→ **Given exercise**
Rewrite the data from the line with "164, 219, 173]" to the line with "118, 149, 127]", swapping "Eccentricity" for "Orbital eccentricity" and leaving everything else unchanged.

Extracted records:
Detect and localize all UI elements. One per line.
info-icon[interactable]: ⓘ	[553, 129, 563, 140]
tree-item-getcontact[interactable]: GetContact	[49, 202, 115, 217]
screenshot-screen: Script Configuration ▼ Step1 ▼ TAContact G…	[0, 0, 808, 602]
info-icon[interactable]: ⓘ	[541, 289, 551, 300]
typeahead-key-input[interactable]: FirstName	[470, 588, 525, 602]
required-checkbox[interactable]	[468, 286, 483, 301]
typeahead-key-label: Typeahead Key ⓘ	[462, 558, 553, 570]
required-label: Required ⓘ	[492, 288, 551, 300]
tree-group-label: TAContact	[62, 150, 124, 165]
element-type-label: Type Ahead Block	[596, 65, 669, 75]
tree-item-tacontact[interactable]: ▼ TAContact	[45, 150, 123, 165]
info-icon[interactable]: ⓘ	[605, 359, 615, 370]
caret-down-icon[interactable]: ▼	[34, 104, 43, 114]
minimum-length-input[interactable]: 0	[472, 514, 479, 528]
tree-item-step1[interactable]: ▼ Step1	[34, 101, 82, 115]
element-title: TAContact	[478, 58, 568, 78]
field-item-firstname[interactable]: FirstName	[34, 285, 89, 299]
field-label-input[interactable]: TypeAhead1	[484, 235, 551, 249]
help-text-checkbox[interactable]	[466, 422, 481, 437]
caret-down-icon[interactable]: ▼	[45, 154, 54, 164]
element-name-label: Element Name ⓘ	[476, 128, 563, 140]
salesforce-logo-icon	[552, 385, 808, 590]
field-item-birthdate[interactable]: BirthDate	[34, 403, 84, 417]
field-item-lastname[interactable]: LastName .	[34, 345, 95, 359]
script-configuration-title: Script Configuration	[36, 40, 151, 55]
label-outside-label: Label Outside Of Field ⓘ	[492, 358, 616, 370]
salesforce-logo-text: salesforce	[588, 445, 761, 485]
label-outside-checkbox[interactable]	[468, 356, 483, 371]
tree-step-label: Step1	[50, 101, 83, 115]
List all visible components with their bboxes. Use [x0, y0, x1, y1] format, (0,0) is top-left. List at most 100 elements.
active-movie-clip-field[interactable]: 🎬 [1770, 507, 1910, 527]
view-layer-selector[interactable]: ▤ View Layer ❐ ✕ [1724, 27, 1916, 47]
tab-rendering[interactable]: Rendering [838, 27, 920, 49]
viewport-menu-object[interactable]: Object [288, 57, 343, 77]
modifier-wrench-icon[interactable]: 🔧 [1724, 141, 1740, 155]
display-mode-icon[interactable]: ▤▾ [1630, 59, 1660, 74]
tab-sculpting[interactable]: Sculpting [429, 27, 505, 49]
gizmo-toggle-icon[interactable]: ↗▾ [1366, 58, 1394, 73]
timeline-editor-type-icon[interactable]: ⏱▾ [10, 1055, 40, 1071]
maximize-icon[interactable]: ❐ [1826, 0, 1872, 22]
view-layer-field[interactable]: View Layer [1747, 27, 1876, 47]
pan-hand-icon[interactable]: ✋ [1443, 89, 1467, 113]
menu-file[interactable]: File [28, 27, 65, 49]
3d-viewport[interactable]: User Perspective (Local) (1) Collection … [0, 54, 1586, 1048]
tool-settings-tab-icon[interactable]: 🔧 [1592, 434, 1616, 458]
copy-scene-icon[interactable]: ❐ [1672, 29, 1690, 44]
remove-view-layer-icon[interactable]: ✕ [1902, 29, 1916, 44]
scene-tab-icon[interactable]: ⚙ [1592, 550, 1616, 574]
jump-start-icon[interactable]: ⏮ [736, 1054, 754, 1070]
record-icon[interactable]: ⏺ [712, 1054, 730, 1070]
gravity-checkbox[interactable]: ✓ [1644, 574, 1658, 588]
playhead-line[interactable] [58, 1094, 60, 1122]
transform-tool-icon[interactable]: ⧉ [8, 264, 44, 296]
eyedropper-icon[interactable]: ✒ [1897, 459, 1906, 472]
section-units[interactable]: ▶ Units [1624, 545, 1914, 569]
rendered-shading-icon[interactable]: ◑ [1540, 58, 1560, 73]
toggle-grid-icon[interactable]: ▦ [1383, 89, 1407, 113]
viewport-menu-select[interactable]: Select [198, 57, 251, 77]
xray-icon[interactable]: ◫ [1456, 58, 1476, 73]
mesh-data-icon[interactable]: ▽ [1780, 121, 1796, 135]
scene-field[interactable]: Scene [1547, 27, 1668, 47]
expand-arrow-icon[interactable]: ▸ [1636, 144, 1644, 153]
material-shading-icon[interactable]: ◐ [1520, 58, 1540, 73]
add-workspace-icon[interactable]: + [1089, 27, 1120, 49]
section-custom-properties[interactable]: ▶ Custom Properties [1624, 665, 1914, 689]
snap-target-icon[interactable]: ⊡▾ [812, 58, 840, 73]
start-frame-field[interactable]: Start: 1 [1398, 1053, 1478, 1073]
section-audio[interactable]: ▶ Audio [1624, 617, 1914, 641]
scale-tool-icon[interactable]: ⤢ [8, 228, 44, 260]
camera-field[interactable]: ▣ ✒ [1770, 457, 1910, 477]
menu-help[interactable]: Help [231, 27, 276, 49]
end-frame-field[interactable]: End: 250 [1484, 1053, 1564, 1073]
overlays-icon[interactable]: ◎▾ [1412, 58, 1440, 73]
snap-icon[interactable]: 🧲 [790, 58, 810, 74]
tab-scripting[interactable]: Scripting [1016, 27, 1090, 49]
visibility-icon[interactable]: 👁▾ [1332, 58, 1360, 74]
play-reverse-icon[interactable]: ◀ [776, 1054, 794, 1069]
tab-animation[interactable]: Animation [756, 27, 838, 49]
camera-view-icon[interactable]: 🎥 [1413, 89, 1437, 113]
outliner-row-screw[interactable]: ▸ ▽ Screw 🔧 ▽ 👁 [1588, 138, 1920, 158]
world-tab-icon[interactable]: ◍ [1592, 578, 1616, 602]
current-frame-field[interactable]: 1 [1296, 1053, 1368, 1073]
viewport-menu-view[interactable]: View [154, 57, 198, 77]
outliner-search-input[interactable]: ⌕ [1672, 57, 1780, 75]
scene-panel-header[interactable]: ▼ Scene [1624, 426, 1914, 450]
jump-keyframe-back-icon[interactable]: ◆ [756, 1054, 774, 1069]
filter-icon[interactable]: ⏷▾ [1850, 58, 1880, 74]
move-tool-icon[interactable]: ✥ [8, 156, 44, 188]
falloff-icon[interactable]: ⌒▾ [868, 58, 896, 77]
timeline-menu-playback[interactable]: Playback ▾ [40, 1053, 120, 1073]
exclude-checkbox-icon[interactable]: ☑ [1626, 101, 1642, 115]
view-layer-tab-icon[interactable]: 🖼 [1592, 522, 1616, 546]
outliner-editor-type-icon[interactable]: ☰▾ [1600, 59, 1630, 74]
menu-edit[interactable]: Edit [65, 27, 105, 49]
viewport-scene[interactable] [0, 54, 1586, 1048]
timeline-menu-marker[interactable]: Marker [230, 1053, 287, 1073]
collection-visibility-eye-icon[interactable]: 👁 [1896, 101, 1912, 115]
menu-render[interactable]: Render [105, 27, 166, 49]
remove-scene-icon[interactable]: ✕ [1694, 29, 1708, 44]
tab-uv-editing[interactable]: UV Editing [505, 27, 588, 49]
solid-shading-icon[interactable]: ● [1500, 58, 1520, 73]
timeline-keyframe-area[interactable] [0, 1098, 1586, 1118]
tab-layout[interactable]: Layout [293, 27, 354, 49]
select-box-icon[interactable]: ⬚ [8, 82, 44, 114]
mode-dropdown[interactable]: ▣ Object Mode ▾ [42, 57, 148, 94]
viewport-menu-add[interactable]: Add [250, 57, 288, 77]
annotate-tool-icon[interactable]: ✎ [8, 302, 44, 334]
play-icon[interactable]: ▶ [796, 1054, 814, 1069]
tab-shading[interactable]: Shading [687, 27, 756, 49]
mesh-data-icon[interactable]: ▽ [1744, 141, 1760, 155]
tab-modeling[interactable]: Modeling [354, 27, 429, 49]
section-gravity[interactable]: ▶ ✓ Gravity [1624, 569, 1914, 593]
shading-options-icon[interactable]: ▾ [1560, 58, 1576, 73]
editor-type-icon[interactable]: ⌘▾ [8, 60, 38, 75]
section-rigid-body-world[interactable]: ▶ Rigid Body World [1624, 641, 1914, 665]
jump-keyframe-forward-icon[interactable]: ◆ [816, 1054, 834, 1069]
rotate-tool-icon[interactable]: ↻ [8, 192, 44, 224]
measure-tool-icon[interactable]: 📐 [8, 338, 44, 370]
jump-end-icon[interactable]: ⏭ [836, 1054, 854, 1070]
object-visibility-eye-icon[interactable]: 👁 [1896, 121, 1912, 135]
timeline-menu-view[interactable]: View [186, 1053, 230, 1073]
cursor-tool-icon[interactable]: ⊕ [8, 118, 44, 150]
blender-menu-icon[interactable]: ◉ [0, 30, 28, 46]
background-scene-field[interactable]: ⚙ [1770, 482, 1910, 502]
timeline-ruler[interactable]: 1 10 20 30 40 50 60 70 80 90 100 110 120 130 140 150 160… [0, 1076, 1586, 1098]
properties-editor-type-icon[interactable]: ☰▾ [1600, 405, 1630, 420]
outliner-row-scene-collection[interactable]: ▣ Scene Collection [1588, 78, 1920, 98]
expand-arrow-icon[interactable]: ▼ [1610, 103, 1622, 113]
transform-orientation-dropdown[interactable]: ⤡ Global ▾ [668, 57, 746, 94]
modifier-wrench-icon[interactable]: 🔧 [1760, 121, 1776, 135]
* * *
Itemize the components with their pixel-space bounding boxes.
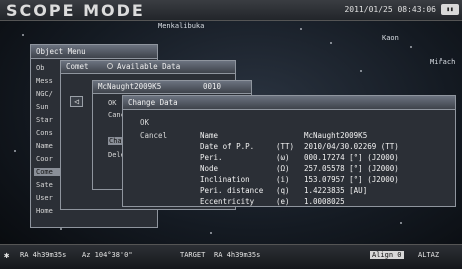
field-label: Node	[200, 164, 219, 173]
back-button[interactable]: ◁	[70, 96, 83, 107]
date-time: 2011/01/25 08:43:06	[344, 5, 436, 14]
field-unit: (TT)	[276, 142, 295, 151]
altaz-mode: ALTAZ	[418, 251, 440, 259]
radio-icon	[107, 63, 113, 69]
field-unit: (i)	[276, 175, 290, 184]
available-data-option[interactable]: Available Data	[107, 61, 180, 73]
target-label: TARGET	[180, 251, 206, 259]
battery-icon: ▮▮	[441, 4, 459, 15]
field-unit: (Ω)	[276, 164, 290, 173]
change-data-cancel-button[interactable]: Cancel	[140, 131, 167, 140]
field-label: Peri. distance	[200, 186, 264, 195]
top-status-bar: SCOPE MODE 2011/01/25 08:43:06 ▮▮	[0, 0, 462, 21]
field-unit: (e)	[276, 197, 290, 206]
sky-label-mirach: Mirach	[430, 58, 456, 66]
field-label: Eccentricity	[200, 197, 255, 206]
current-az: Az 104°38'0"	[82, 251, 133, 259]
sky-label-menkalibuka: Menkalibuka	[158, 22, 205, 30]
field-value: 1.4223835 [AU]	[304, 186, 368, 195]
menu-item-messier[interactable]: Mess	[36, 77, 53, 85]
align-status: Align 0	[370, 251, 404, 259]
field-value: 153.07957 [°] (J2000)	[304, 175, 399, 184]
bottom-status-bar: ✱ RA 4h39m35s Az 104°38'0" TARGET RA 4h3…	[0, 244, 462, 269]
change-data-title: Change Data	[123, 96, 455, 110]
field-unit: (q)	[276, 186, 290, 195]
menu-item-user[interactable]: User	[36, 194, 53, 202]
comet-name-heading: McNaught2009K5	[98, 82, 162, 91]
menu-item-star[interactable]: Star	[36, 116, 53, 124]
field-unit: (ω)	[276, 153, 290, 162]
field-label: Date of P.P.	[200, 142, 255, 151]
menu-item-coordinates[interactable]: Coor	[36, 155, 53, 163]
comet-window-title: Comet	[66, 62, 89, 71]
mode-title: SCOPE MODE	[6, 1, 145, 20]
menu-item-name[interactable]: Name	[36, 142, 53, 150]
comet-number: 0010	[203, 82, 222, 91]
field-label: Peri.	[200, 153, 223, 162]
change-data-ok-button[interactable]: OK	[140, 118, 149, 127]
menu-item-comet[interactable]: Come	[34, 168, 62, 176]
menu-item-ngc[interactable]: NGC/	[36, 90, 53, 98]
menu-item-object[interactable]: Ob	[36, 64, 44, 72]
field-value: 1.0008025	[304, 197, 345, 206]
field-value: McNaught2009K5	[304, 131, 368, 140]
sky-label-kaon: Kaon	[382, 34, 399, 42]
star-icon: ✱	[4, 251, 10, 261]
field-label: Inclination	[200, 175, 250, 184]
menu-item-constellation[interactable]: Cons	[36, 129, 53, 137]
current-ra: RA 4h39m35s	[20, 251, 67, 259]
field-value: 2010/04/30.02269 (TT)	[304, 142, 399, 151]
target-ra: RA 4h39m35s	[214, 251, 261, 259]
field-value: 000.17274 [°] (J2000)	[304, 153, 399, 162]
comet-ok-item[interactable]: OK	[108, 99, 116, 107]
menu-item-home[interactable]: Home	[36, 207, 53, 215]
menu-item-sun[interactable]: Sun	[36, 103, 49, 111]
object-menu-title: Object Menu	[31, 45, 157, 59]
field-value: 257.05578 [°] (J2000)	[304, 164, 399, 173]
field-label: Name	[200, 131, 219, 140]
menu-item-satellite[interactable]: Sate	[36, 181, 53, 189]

→ **Result of this exercise**
field-label: Node	[200, 164, 219, 173]
back-button[interactable]: ◁	[70, 96, 83, 107]
date-time: 2011/01/25 08:43:06	[344, 5, 436, 14]
field-unit: (TT)	[276, 142, 295, 151]
altaz-mode: ALTAZ	[418, 251, 440, 259]
radio-icon	[107, 63, 113, 69]
field-unit: (i)	[276, 175, 290, 184]
available-data-option[interactable]: Available Data	[107, 61, 180, 73]
target-label: TARGET	[180, 251, 206, 259]
battery-icon: ▮▮	[441, 4, 459, 15]
field-unit: (Ω)	[276, 164, 290, 173]
change-data-cancel-button[interactable]: Cancel	[140, 131, 167, 140]
field-label: Peri. distance	[200, 186, 264, 195]
top-status-bar: SCOPE MODE 2011/01/25 08:43:06 ▮▮	[0, 0, 462, 21]
field-unit: (e)	[276, 197, 290, 206]
sky-label-mirach: Mirach	[430, 58, 456, 66]
field-label: Orbital eccentricity	[200, 197, 255, 206]
current-az: Az 104°38'0"	[82, 251, 133, 259]
sky-label-menkalibuka: Menkalibuka	[158, 22, 205, 30]
field-value: 1.4223835 [AU]	[304, 186, 368, 195]
menu-item-messier[interactable]: Mess	[36, 77, 53, 85]
align-status: Align 0	[370, 251, 404, 259]
field-value: 153.07957 [°] (J2000)	[304, 175, 399, 184]
bottom-status-bar: ✱ RA 4h39m35s Az 104°38'0" TARGET RA 4h3…	[0, 244, 462, 269]
change-data-title: Change Data	[123, 96, 455, 110]
field-unit: (q)	[276, 186, 290, 195]
menu-item-user[interactable]: User	[36, 194, 53, 202]
comet-name-heading: McNaught2009K5	[98, 82, 162, 91]
menu-item-star[interactable]: Star	[36, 116, 53, 124]
field-unit: (ω)	[276, 153, 290, 162]
field-label: Date of P.P.	[200, 142, 255, 151]
menu-item-coordinates[interactable]: Coor	[36, 155, 53, 163]
comet-window-title: Comet	[66, 62, 89, 71]
mode-title: SCOPE MODE	[6, 1, 145, 20]
menu-item-name[interactable]: Name	[36, 142, 53, 150]
comet-number: 0010	[203, 82, 222, 91]
field-label: Peri.	[200, 153, 223, 162]
change-data-ok-button[interactable]: OK	[140, 118, 149, 127]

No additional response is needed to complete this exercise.